======== Data ========

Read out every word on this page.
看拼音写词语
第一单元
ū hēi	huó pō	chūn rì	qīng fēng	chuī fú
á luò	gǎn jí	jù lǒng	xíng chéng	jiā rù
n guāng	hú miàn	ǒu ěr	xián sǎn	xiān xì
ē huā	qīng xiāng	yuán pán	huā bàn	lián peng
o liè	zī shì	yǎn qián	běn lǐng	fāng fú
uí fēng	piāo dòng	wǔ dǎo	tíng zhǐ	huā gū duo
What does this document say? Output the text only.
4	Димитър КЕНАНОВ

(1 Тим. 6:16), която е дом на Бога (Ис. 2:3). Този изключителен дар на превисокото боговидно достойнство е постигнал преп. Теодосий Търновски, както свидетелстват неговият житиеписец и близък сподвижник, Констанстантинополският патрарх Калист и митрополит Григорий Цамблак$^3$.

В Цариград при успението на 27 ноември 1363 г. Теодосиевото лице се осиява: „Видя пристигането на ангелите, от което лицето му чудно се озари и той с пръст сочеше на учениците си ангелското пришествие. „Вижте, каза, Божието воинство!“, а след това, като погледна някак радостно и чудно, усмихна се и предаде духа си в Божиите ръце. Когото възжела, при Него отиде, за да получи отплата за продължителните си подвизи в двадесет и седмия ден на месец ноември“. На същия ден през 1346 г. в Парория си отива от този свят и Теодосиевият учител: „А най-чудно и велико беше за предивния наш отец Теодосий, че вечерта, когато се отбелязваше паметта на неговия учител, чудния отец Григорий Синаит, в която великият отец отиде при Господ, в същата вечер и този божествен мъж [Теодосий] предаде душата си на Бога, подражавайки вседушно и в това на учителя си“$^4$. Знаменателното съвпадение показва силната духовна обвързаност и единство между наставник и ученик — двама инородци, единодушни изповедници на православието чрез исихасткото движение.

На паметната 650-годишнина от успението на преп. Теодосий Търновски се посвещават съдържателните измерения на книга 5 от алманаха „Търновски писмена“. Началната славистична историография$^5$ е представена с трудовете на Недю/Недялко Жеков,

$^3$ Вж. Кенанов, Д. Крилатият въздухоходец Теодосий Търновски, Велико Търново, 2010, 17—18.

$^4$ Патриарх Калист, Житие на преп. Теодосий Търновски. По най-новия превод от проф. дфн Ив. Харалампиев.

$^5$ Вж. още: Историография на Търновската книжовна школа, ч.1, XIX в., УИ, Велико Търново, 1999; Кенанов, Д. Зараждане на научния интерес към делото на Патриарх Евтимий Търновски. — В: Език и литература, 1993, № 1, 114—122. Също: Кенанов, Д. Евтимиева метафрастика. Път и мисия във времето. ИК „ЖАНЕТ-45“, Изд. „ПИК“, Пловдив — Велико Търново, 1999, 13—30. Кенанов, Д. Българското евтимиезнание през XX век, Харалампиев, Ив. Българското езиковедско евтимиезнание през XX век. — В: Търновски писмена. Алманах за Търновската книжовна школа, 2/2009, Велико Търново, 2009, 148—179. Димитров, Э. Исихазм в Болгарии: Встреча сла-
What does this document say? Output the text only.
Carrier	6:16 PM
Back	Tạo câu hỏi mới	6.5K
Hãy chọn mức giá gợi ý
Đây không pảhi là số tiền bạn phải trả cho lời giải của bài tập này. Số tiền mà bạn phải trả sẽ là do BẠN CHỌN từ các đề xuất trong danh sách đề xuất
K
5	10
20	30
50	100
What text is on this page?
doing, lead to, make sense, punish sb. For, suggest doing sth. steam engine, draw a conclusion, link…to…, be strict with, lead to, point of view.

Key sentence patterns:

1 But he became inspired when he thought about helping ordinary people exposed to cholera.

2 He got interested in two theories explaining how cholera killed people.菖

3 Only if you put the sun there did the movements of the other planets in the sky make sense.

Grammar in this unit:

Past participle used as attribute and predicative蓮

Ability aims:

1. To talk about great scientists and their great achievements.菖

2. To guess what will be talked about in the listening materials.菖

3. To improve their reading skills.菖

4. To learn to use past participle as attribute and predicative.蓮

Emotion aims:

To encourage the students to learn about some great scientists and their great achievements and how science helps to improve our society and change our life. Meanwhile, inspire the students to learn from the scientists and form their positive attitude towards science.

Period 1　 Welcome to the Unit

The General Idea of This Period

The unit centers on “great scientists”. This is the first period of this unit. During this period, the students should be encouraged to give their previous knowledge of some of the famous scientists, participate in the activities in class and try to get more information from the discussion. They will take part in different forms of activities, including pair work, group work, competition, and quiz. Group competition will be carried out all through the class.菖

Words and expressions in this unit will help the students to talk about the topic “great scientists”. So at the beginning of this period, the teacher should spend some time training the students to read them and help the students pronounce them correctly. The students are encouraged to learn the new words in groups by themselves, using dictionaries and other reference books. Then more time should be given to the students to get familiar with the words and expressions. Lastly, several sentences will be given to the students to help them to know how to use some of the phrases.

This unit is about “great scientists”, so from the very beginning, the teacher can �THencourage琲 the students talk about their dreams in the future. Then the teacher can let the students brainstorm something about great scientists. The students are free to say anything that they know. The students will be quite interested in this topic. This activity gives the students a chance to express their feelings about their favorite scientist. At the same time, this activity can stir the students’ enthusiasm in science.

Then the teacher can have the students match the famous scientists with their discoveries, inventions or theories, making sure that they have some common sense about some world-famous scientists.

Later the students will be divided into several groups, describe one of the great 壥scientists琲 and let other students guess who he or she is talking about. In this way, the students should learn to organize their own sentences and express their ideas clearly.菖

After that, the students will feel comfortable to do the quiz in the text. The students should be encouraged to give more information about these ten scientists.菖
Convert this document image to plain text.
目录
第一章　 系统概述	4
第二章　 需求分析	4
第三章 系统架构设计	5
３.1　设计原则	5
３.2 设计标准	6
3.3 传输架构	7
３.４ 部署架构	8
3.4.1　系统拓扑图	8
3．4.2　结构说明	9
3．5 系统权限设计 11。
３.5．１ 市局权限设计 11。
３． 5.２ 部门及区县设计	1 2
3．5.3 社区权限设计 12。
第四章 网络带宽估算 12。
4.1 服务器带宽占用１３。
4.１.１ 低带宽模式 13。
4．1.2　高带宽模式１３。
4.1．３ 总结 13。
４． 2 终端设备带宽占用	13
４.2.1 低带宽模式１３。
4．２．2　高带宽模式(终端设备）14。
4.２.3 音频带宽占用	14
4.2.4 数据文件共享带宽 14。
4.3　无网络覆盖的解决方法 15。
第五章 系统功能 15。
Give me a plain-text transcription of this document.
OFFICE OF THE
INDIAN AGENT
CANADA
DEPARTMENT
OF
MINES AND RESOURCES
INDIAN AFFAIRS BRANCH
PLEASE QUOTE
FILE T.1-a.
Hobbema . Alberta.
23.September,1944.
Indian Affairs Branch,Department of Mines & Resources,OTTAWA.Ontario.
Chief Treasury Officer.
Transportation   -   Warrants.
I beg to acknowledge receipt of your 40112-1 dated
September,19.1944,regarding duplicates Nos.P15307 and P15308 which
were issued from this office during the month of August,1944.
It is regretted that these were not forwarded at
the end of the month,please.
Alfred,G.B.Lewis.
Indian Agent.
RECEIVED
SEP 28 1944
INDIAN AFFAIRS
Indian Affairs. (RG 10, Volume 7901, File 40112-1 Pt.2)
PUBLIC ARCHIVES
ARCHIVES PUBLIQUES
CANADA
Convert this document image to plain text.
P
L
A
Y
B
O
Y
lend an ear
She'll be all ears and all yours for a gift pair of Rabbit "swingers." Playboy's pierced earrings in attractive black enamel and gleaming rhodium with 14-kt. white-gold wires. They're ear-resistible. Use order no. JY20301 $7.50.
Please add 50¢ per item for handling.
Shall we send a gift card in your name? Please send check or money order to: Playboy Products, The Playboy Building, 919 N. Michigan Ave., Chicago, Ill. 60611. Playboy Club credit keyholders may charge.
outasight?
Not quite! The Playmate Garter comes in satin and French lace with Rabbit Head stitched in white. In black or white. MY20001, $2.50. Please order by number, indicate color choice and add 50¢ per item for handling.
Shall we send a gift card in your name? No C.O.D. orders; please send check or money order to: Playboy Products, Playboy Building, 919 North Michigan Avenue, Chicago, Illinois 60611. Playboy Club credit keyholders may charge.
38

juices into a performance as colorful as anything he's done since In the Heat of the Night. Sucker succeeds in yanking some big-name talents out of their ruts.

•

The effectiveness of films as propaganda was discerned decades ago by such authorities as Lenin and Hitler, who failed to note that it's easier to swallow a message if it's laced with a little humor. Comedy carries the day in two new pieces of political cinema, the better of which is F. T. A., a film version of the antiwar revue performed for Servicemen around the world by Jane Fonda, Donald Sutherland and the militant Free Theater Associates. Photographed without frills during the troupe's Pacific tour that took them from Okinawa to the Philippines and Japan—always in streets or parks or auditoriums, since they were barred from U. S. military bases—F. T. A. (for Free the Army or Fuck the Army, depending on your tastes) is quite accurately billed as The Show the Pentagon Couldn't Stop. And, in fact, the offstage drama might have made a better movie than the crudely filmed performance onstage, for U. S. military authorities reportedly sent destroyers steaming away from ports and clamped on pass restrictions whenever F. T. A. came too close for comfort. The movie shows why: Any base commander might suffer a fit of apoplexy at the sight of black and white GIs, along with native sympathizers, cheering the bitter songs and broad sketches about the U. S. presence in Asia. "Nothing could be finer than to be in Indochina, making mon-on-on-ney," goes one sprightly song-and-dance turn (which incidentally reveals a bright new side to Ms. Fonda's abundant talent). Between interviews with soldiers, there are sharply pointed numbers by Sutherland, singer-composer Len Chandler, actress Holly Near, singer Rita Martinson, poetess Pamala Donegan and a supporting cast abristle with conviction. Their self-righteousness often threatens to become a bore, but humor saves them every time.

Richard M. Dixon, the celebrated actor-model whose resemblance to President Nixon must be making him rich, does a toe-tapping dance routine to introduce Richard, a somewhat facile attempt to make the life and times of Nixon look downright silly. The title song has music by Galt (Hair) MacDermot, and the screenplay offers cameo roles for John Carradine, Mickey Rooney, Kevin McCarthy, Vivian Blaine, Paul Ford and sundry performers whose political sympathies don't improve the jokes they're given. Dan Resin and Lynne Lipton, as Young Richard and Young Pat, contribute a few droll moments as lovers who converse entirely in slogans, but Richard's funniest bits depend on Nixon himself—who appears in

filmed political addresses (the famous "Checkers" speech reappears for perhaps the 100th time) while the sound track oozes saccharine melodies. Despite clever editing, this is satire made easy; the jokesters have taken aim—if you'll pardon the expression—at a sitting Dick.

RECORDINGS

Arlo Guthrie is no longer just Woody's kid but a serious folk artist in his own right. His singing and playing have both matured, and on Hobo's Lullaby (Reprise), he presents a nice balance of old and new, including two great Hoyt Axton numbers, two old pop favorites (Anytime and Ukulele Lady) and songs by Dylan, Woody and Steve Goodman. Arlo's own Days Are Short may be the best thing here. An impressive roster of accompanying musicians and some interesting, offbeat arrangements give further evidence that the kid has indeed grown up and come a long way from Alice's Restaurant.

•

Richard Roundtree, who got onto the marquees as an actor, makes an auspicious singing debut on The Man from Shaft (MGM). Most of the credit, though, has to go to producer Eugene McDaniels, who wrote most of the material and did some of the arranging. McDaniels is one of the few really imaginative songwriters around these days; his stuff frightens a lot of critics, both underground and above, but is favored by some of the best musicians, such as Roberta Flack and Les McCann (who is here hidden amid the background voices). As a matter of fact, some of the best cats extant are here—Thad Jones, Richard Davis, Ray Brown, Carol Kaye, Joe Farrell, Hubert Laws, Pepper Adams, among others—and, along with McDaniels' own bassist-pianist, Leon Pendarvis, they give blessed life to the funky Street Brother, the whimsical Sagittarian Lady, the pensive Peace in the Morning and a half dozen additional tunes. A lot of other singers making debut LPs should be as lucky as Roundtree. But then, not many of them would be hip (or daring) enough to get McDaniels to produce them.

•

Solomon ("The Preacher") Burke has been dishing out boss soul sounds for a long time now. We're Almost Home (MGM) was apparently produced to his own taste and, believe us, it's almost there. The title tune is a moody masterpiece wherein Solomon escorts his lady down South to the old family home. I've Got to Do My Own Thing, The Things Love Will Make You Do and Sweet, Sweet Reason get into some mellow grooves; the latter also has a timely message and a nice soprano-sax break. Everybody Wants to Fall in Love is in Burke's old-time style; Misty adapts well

========

#### Task brief
Search the records above for the string "Michigan". Copy every line that contains it.

#### Reply to the task
Shall we send a gift card in your name? Please send check or money order to: Playboy Products, The Playboy Building, 919 N. Michigan Ave., Chicago, Ill. 60611. Playboy Club credit keyholders may charge.
Shall we send a gift card in your name? No C.O.D. orders; please send check or money order to: Playboy Products, Playboy Building, 919 North Michigan Avenue, Chicago, Illinois 60611. Playboy Club credit keyholders may charge.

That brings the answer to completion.